**Task instructions**
Reproduce every record below with "PANEL THICKNESS" swapped for "PLATE THICKNESS", keeping everything else identical.
* start Records for processing *
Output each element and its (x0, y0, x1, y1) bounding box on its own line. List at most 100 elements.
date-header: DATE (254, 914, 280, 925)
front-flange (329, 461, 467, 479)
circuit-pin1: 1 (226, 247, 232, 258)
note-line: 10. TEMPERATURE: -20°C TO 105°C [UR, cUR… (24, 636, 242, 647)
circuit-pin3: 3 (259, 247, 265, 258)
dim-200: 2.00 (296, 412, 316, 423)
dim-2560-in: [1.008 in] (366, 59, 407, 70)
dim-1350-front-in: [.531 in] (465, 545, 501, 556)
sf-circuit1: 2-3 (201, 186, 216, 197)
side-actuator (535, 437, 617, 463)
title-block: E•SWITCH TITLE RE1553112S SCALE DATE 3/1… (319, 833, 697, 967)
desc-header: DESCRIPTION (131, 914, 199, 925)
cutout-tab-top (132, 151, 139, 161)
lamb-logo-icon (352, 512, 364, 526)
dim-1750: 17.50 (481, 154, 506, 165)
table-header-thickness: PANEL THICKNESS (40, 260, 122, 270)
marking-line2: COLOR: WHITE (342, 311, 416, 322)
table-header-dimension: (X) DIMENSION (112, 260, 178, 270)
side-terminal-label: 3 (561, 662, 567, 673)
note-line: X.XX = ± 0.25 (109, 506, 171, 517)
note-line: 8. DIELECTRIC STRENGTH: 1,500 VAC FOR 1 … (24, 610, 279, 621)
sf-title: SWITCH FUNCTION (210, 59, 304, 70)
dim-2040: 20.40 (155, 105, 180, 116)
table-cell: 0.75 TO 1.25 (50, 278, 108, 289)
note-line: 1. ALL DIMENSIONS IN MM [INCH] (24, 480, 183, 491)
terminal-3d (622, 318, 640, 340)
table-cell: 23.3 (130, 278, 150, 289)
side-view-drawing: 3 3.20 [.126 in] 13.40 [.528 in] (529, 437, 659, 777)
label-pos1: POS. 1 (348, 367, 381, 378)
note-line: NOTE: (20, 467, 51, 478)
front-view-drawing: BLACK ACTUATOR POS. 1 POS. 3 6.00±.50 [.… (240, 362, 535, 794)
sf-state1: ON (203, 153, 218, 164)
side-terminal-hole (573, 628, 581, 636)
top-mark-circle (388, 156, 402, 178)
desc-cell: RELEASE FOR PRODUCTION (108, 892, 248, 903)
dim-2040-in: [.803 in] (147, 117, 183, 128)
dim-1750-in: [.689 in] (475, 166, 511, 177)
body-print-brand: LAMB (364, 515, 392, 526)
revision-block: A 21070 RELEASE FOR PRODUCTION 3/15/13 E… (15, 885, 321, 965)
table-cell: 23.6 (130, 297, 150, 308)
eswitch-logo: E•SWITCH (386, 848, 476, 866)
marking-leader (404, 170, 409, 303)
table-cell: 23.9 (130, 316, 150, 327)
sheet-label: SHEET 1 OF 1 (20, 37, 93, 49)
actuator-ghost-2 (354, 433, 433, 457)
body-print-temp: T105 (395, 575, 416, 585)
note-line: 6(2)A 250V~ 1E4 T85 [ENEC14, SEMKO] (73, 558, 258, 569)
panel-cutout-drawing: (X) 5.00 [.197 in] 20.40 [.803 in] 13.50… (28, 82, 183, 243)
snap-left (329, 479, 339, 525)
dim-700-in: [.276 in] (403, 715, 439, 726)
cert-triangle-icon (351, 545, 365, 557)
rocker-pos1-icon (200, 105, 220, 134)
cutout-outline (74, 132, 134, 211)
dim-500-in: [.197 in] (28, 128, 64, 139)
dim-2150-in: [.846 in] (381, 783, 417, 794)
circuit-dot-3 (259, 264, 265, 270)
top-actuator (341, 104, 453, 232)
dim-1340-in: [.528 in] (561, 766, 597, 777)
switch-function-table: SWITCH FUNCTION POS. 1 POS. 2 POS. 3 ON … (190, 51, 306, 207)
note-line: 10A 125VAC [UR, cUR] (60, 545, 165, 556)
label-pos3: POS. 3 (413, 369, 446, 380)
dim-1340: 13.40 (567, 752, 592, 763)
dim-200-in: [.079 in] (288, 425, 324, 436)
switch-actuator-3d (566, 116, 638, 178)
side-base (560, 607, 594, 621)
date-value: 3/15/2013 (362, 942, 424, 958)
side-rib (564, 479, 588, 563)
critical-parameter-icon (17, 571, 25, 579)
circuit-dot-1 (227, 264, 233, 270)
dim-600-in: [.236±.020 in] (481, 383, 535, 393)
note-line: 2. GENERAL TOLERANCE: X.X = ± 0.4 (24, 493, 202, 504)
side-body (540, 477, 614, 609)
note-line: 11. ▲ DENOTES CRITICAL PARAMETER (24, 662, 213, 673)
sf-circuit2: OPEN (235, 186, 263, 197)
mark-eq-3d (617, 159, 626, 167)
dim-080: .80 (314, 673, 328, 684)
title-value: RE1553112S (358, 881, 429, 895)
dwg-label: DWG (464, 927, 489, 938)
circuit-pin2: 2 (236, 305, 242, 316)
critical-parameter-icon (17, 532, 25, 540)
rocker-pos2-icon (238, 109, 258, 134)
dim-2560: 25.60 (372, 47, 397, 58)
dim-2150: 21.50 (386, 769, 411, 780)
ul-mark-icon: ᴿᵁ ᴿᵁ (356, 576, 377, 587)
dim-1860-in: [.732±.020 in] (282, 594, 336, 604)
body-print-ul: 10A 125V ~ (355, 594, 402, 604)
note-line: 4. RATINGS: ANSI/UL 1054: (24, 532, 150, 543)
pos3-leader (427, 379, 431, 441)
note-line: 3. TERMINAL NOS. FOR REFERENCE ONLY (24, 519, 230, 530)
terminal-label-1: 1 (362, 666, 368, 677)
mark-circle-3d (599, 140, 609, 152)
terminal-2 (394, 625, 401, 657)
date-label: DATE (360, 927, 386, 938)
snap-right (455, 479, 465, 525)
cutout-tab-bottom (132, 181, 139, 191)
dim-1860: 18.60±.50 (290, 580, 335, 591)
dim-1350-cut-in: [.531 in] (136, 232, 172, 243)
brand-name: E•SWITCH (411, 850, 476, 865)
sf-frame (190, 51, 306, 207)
* end Records for processing *
**Answer for the task**
Output each element and its (x0, y0, x1, y1) bounding box on its own line. List at most 100 elements.
date-header: DATE (254, 914, 280, 925)
front-flange (329, 461, 467, 479)
circuit-pin1: 1 (226, 247, 232, 258)
note-line: 10. TEMPERATURE: -20°C TO 105°C [UR, cUR… (24, 636, 242, 647)
circuit-pin3: 3 (259, 247, 265, 258)
dim-200: 2.00 (296, 412, 316, 423)
dim-2560-in: [1.008 in] (366, 59, 407, 70)
dim-1350-front-in: [.531 in] (465, 545, 501, 556)
sf-circuit1: 2-3 (201, 186, 216, 197)
side-actuator (535, 437, 617, 463)
title-block: E•SWITCH TITLE RE1553112S SCALE DATE 3/1… (319, 833, 697, 967)
desc-header: DESCRIPTION (131, 914, 199, 925)
cutout-tab-top (132, 151, 139, 161)
lamb-logo-icon (352, 512, 364, 526)
dim-1750: 17.50 (481, 154, 506, 165)
table-header-thickness: PLATE THICKNESS (40, 260, 122, 270)
marking-line2: COLOR: WHITE (342, 311, 416, 322)
table-header-dimension: (X) DIMENSION (112, 260, 178, 270)
side-terminal-label: 3 (561, 662, 567, 673)
note-line: X.XX = ± 0.25 (109, 506, 171, 517)
note-line: 8. DIELECTRIC STRENGTH: 1,500 VAC FOR 1 … (24, 610, 279, 621)
sf-title: SWITCH FUNCTION (210, 59, 304, 70)
dim-2040: 20.40 (155, 105, 180, 116)
table-cell: 0.75 TO 1.25 (50, 278, 108, 289)
note-line: 1. ALL DIMENSIONS IN MM [INCH] (24, 480, 183, 491)
terminal-3d (622, 318, 640, 340)
table-cell: 23.3 (130, 278, 150, 289)
side-view-drawing: 3 3.20 [.126 in] 13.40 [.528 in] (529, 437, 659, 777)
label-pos1: POS. 1 (348, 367, 381, 378)
note-line: NOTE: (20, 467, 51, 478)
front-view-drawing: BLACK ACTUATOR POS. 1 POS. 3 6.00±.50 [.… (240, 362, 535, 794)
sf-state1: ON (203, 153, 218, 164)
side-terminal-hole (573, 628, 581, 636)
top-mark-circle (388, 156, 402, 178)
desc-cell: RELEASE FOR PRODUCTION (108, 892, 248, 903)
dim-2040-in: [.803 in] (147, 117, 183, 128)
dim-1750-in: [.689 in] (475, 166, 511, 177)
body-print-brand: LAMB (364, 515, 392, 526)
revision-block: A 21070 RELEASE FOR PRODUCTION 3/15/13 E… (15, 885, 321, 965)
table-cell: 23.6 (130, 297, 150, 308)
eswitch-logo: E•SWITCH (386, 848, 476, 866)
marking-leader (404, 170, 409, 303)
table-cell: 23.9 (130, 316, 150, 327)
sheet-label: SHEET 1 OF 1 (20, 37, 93, 49)
actuator-ghost-2 (354, 433, 433, 457)
body-print-temp: T105 (395, 575, 416, 585)
note-line: 6(2)A 250V~ 1E4 T85 [ENEC14, SEMKO] (73, 558, 258, 569)
panel-cutout-drawing: (X) 5.00 [.197 in] 20.40 [.803 in] 13.50… (28, 82, 183, 243)
snap-left (329, 479, 339, 525)
dim-700-in: [.276 in] (403, 715, 439, 726)
cert-triangle-icon (351, 545, 365, 557)
rocker-pos1-icon (200, 105, 220, 134)
cutout-outline (74, 132, 134, 211)
dim-500-in: [.197 in] (28, 128, 64, 139)
dim-2150-in: [.846 in] (381, 783, 417, 794)
circuit-dot-3 (259, 264, 265, 270)
top-actuator (341, 104, 453, 232)
dim-1340-in: [.528 in] (561, 766, 597, 777)
switch-function-table: SWITCH FUNCTION POS. 1 POS. 2 POS. 3 ON … (190, 51, 306, 207)
note-line: 10A 125VAC [UR, cUR] (60, 545, 165, 556)
label-pos3: POS. 3 (413, 369, 446, 380)
dim-1340: 13.40 (567, 752, 592, 763)
dim-200-in: [.079 in] (288, 425, 324, 436)
switch-actuator-3d (566, 116, 638, 178)
side-base (560, 607, 594, 621)
date-value: 3/15/2013 (362, 942, 424, 958)
side-rib (564, 479, 588, 563)
critical-parameter-icon (17, 571, 25, 579)
circuit-dot-1 (227, 264, 233, 270)
dim-600-in: [.236±.020 in] (481, 383, 535, 393)
note-line: 2. GENERAL TOLERANCE: X.X = ± 0.4 (24, 493, 202, 504)
side-body (540, 477, 614, 609)
note-line: 11. ▲ DENOTES CRITICAL PARAMETER (24, 662, 213, 673)
sf-circuit2: OPEN (235, 186, 263, 197)
mark-eq-3d (617, 159, 626, 167)
dim-080: .80 (314, 673, 328, 684)
title-value: RE1553112S (358, 881, 429, 895)
dwg-label: DWG (464, 927, 489, 938)
circuit-pin2: 2 (236, 305, 242, 316)
critical-parameter-icon (17, 532, 25, 540)
rocker-pos2-icon (238, 109, 258, 134)
dim-2560: 25.60 (372, 47, 397, 58)
dim-2150: 21.50 (386, 769, 411, 780)
ul-mark-icon: ᴿᵁ ᴿᵁ (356, 576, 377, 587)
dim-1860-in: [.732±.020 in] (282, 594, 336, 604)
body-print-ul: 10A 125V ~ (355, 594, 402, 604)
note-line: 4. RATINGS: ANSI/UL 1054: (24, 532, 150, 543)
pos3-leader (427, 379, 431, 441)
note-line: 3. TERMINAL NOS. FOR REFERENCE ONLY (24, 519, 230, 530)
terminal-label-1: 1 (362, 666, 368, 677)
mark-circle-3d (599, 140, 609, 152)
terminal-2 (394, 625, 401, 657)
date-label: DATE (360, 927, 386, 938)
snap-right (455, 479, 465, 525)
cutout-tab-bottom (132, 181, 139, 191)
dim-1860: 18.60±.50 (290, 580, 335, 591)
dim-1350-cut-in: [.531 in] (136, 232, 172, 243)
brand-name: E•SWITCH (411, 850, 476, 865)
sf-frame (190, 51, 306, 207)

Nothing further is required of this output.